**Records for the task**
☆ ☆ ☆
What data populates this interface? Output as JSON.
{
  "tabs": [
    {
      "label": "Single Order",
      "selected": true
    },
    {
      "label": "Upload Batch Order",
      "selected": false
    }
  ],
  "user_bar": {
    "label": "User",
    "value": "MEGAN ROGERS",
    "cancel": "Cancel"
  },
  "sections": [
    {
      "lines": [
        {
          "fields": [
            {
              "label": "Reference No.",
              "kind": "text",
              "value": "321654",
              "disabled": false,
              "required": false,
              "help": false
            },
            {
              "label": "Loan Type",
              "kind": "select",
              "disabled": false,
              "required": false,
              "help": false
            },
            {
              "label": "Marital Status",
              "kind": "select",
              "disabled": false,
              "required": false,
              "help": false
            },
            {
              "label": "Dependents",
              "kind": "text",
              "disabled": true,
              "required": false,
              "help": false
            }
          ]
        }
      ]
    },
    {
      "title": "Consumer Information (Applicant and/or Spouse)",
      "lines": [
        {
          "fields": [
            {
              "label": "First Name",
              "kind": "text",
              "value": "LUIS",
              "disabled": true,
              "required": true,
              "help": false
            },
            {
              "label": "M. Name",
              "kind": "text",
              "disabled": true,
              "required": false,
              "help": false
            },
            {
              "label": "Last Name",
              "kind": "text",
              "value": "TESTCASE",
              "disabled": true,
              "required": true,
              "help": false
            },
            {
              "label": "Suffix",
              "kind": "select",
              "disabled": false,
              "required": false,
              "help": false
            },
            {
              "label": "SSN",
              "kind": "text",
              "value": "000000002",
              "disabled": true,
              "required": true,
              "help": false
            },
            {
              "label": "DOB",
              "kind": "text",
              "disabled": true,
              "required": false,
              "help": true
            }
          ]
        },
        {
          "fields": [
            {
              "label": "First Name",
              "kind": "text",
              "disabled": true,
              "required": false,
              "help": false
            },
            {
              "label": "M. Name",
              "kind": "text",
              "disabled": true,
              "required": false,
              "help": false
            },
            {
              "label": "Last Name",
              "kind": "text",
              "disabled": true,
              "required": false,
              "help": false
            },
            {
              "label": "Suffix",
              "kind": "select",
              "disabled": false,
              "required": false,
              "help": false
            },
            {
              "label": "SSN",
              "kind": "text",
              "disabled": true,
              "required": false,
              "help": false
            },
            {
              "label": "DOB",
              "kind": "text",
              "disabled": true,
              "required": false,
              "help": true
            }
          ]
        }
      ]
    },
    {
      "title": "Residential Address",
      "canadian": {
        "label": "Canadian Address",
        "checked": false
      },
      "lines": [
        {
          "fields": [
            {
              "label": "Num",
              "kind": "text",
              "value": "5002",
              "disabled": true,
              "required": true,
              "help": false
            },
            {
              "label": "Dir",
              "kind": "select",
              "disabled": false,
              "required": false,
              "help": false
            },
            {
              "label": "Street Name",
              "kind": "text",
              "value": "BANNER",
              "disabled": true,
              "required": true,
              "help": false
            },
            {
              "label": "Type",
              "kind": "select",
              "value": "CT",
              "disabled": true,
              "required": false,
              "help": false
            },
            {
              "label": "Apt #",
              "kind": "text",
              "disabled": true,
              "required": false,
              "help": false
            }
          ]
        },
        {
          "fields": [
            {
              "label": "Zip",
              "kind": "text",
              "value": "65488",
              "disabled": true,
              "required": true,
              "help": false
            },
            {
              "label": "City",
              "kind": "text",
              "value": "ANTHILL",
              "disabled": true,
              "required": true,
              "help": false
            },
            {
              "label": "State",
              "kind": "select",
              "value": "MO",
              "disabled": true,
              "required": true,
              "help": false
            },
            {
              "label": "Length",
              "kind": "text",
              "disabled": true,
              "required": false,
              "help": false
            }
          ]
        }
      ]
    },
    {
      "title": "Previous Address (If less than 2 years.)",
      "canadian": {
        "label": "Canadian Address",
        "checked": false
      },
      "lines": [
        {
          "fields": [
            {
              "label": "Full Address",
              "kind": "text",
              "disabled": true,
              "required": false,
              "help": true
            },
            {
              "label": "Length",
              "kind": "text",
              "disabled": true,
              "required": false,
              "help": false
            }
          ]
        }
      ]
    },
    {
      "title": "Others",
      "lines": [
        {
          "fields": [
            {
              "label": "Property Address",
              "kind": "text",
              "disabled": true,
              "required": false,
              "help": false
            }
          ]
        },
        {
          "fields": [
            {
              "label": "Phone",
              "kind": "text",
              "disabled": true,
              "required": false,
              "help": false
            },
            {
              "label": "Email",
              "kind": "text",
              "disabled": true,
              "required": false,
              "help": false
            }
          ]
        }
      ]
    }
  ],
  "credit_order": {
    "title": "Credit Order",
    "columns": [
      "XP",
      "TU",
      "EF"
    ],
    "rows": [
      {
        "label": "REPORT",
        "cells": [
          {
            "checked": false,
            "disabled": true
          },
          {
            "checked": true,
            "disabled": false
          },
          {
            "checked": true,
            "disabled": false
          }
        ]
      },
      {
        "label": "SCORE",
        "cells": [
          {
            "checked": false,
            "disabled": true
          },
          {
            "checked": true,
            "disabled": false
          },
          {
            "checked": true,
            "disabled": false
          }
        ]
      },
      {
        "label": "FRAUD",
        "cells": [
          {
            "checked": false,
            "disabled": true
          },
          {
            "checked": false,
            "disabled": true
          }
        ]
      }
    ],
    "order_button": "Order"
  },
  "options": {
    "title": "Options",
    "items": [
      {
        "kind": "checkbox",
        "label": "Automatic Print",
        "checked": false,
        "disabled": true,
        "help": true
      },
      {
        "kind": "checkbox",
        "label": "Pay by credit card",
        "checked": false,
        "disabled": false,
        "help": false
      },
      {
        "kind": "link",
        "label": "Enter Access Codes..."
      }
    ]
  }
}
☆ ☆ ☆
**Short problem**
Look through the material above. Copy each line where the word "value" appears.

**Full solution**
    "value": "MEGAN ROGERS",
              "value": "321654",
              "value": "LUIS",
              "value": "TESTCASE",
              "value": "000000002",
              "value": "5002",
              "value": "BANNER",
              "value": "CT",
              "value": "65488",
              "value": "ANTHILL",
              "value": "MO",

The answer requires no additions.